───── STORED DATA
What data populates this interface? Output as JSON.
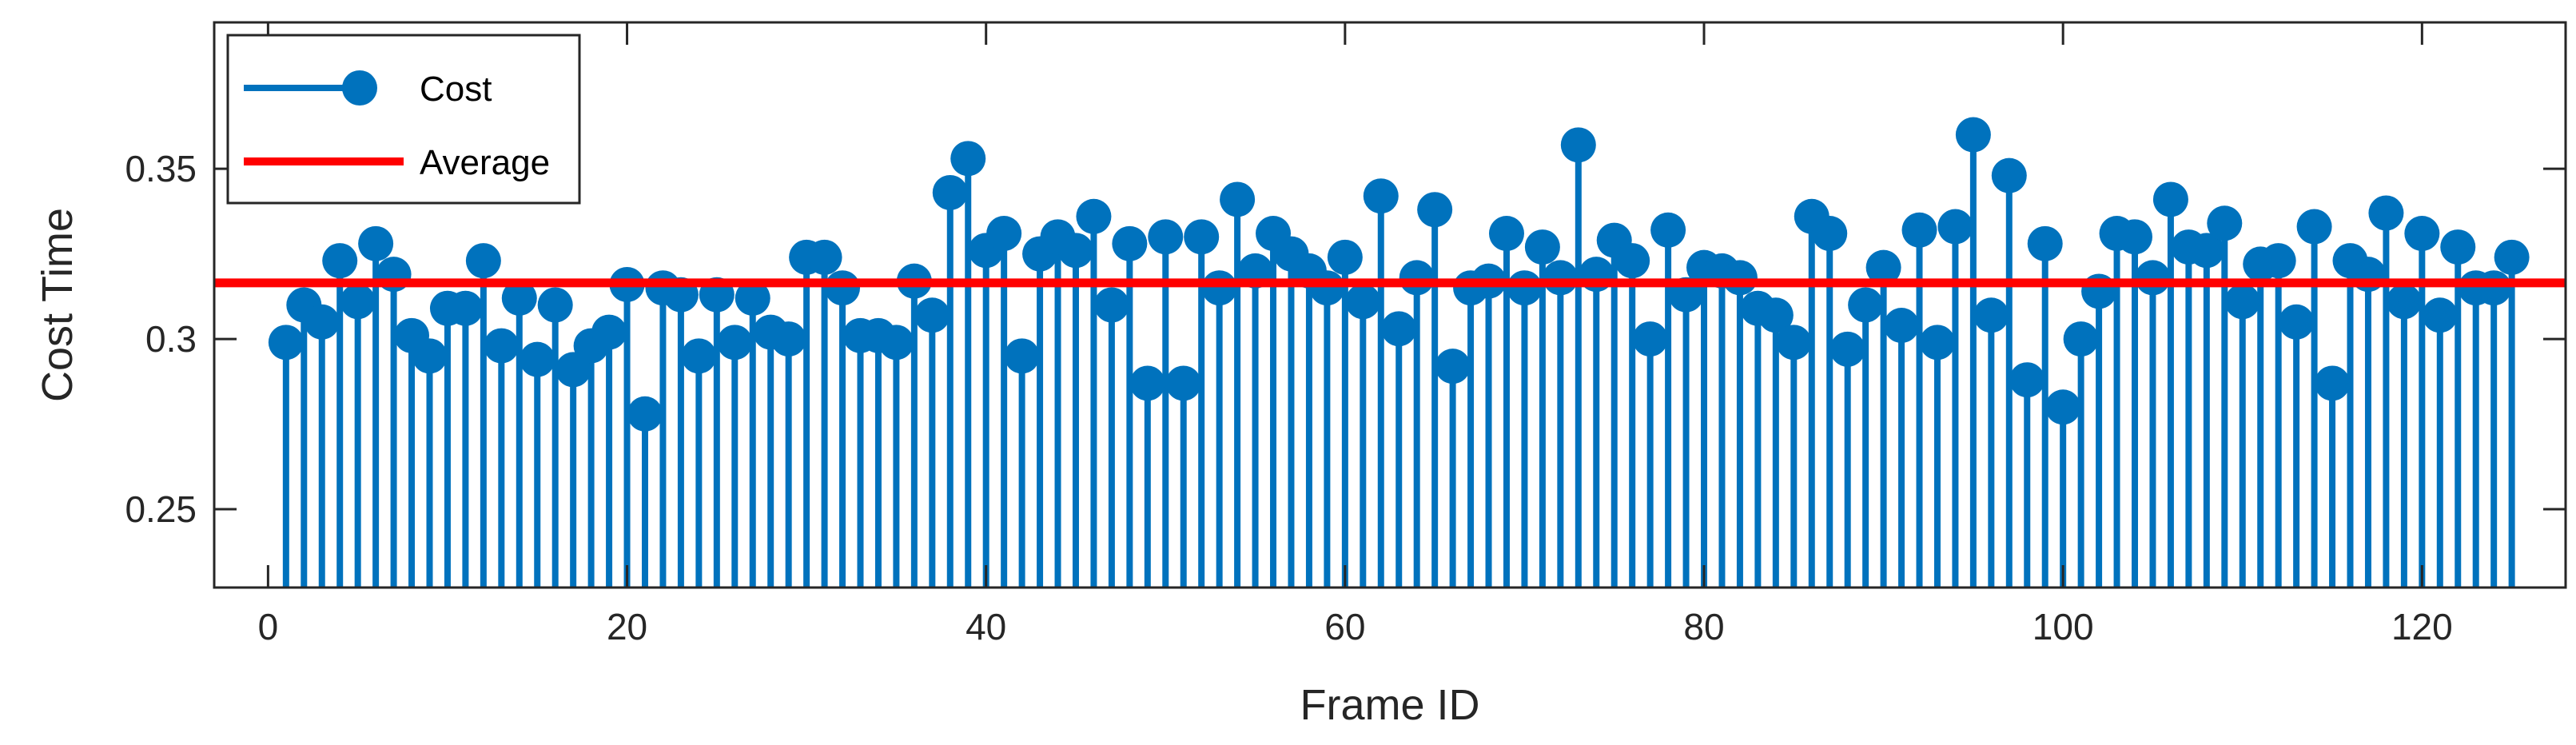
{
  "chart_data": {
    "type": "stem",
    "title": "",
    "xlabel": "Frame ID",
    "ylabel": "Cost Time",
    "xlim": [
      -3,
      128
    ],
    "ylim": [
      0.227,
      0.393
    ],
    "stem_base": 0.227,
    "xticks": [
      0,
      20,
      40,
      60,
      80,
      100,
      120
    ],
    "xtick_labels": [
      "0",
      "20",
      "40",
      "60",
      "80",
      "100",
      "120"
    ],
    "yticks": [
      0.25,
      0.3,
      0.35
    ],
    "ytick_labels": [
      "0.25",
      "0.3",
      "0.35"
    ],
    "grid": false,
    "legend": {
      "position": "top-left"
    },
    "series": [
      {
        "name": "Cost",
        "color": "#0072BD",
        "x": [
          1,
          2,
          3,
          4,
          5,
          6,
          7,
          8,
          9,
          10,
          11,
          12,
          13,
          14,
          15,
          16,
          17,
          18,
          19,
          20,
          21,
          22,
          23,
          24,
          25,
          26,
          27,
          28,
          29,
          30,
          31,
          32,
          33,
          34,
          35,
          36,
          37,
          38,
          39,
          40,
          41,
          42,
          43,
          44,
          45,
          46,
          47,
          48,
          49,
          50,
          51,
          52,
          53,
          54,
          55,
          56,
          57,
          58,
          59,
          60,
          61,
          62,
          63,
          64,
          65,
          66,
          67,
          68,
          69,
          70,
          71,
          72,
          73,
          74,
          75,
          76,
          77,
          78,
          79,
          80,
          81,
          82,
          83,
          84,
          85,
          86,
          87,
          88,
          89,
          90,
          91,
          92,
          93,
          94,
          95,
          96,
          97,
          98,
          99,
          100,
          101,
          102,
          103,
          104,
          105,
          106,
          107,
          108,
          109,
          110,
          111,
          112,
          113,
          114,
          115,
          116,
          117,
          118,
          119,
          120,
          121,
          122,
          123,
          124,
          125
        ],
        "values": [
          0.299,
          0.31,
          0.305,
          0.323,
          0.311,
          0.328,
          0.319,
          0.301,
          0.295,
          0.309,
          0.309,
          0.323,
          0.298,
          0.312,
          0.294,
          0.31,
          0.291,
          0.298,
          0.302,
          0.316,
          0.278,
          0.315,
          0.313,
          0.295,
          0.313,
          0.299,
          0.312,
          0.302,
          0.3,
          0.324,
          0.324,
          0.315,
          0.301,
          0.301,
          0.299,
          0.317,
          0.307,
          0.343,
          0.353,
          0.326,
          0.331,
          0.295,
          0.325,
          0.33,
          0.326,
          0.336,
          0.31,
          0.328,
          0.287,
          0.33,
          0.287,
          0.33,
          0.315,
          0.341,
          0.32,
          0.331,
          0.325,
          0.32,
          0.315,
          0.324,
          0.311,
          0.342,
          0.303,
          0.318,
          0.338,
          0.292,
          0.315,
          0.317,
          0.331,
          0.315,
          0.327,
          0.318,
          0.357,
          0.319,
          0.329,
          0.323,
          0.3,
          0.332,
          0.313,
          0.321,
          0.32,
          0.318,
          0.309,
          0.307,
          0.299,
          0.336,
          0.331,
          0.297,
          0.31,
          0.321,
          0.304,
          0.332,
          0.299,
          0.333,
          0.36,
          0.307,
          0.348,
          0.288,
          0.328,
          0.28,
          0.3,
          0.314,
          0.331,
          0.33,
          0.318,
          0.341,
          0.327,
          0.326,
          0.334,
          0.311,
          0.322,
          0.323,
          0.305,
          0.333,
          0.287,
          0.323,
          0.319,
          0.337,
          0.311,
          0.331,
          0.307,
          0.327,
          0.315,
          0.315,
          0.324
        ]
      },
      {
        "name": "Average",
        "color": "#FF0000",
        "type": "hline",
        "value": 0.3165
      }
    ]
  }
}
──────────
> **PROBLEM REQUIREMENTS**
In your copy of the records, include no pictures; repeat everything else exactly.

> **EXERCISE OUTPUT**
What data populates this interface? Output as JSON.
{
  "chart_data": {
    "type": "stem",
    "title": "",
    "xlabel": "Frame ID",
    "ylabel": "Cost Time",
    "xlim": [
      -3,
      128
    ],
    "ylim": [
      0.227,
      0.393
    ],
    "stem_base": 0.227,
    "xticks": [
      0,
      20,
      40,
      60,
      80,
      100,
      120
    ],
    "xtick_labels": [
      "0",
      "20",
      "40",
      "60",
      "80",
      "100",
      "120"
    ],
    "yticks": [
      0.25,
      0.3,
      0.35
    ],
    "ytick_labels": [
      "0.25",
      "0.3",
      "0.35"
    ],
    "grid": false,
    "legend": {
      "position": "top-left"
    },
    "series": [
      {
        "name": "Cost",
        "color": "#0072BD",
        "x": [
          1,
          2,
          3,
          4,
          5,
          6,
          7,
          8,
          9,
          10,
          11,
          12,
          13,
          14,
          15,
          16,
          17,
          18,
          19,
          20,
          21,
          22,
          23,
          24,
          25,
          26,
          27,
          28,
          29,
          30,
          31,
          32,
          33,
          34,
          35,
          36,
          37,
          38,
          39,
          40,
          41,
          42,
          43,
          44,
          45,
          46,
          47,
          48,
          49,
          50,
          51,
          52,
          53,
          54,
          55,
          56,
          57,
          58,
          59,
          60,
          61,
          62,
          63,
          64,
          65,
          66,
          67,
          68,
          69,
          70,
          71,
          72,
          73,
          74,
          75,
          76,
          77,
          78,
          79,
          80,
          81,
          82,
          83,
          84,
          85,
          86,
          87,
          88,
          89,
          90,
          91,
          92,
          93,
          94,
          95,
          96,
          97,
          98,
          99,
          100,
          101,
          102,
          103,
          104,
          105,
          106,
          107,
          108,
          109,
          110,
          111,
          112,
          113,
          114,
          115,
          116,
          117,
          118,
          119,
          120,
          121,
          122,
          123,
          124,
          125
        ],
        "values": [
          0.299,
          0.31,
          0.305,
          0.323,
          0.311,
          0.328,
          0.319,
          0.301,
          0.295,
          0.309,
          0.309,
          0.323,
          0.298,
          0.312,
          0.294,
          0.31,
          0.291,
          0.298,
          0.302,
          0.316,
          0.278,
          0.315,
          0.313,
          0.295,
          0.313,
          0.299,
          0.312,
          0.302,
          0.3,
          0.324,
          0.324,
          0.315,
          0.301,
          0.301,
          0.299,
          0.317,
          0.307,
          0.343,
          0.353,
          0.326,
          0.331,
          0.295,
          0.325,
          0.33,
          0.326,
          0.336,
          0.31,
          0.328,
          0.287,
          0.33,
          0.287,
          0.33,
          0.315,
          0.341,
          0.32,
          0.331,
          0.325,
          0.32,
          0.315,
          0.324,
          0.311,
          0.342,
          0.303,
          0.318,
          0.338,
          0.292,
          0.315,
          0.317,
          0.331,
          0.315,
          0.327,
          0.318,
          0.357,
          0.319,
          0.329,
          0.323,
          0.3,
          0.332,
          0.313,
          0.321,
          0.32,
          0.318,
          0.309,
          0.307,
          0.299,
          0.336,
          0.331,
          0.297,
          0.31,
          0.321,
          0.304,
          0.332,
          0.299,
          0.333,
          0.36,
          0.307,
          0.348,
          0.288,
          0.328,
          0.28,
          0.3,
          0.314,
          0.331,
          0.33,
          0.318,
          0.341,
          0.327,
          0.326,
          0.334,
          0.311,
          0.322,
          0.323,
          0.305,
          0.333,
          0.287,
          0.323,
          0.319,
          0.337,
          0.311,
          0.331,
          0.307,
          0.327,
          0.315,
          0.315,
          0.324
        ]
      },
      {
        "name": "Average",
        "color": "#FF0000",
        "type": "hline",
        "value": 0.3165
      }
    ]
  }
}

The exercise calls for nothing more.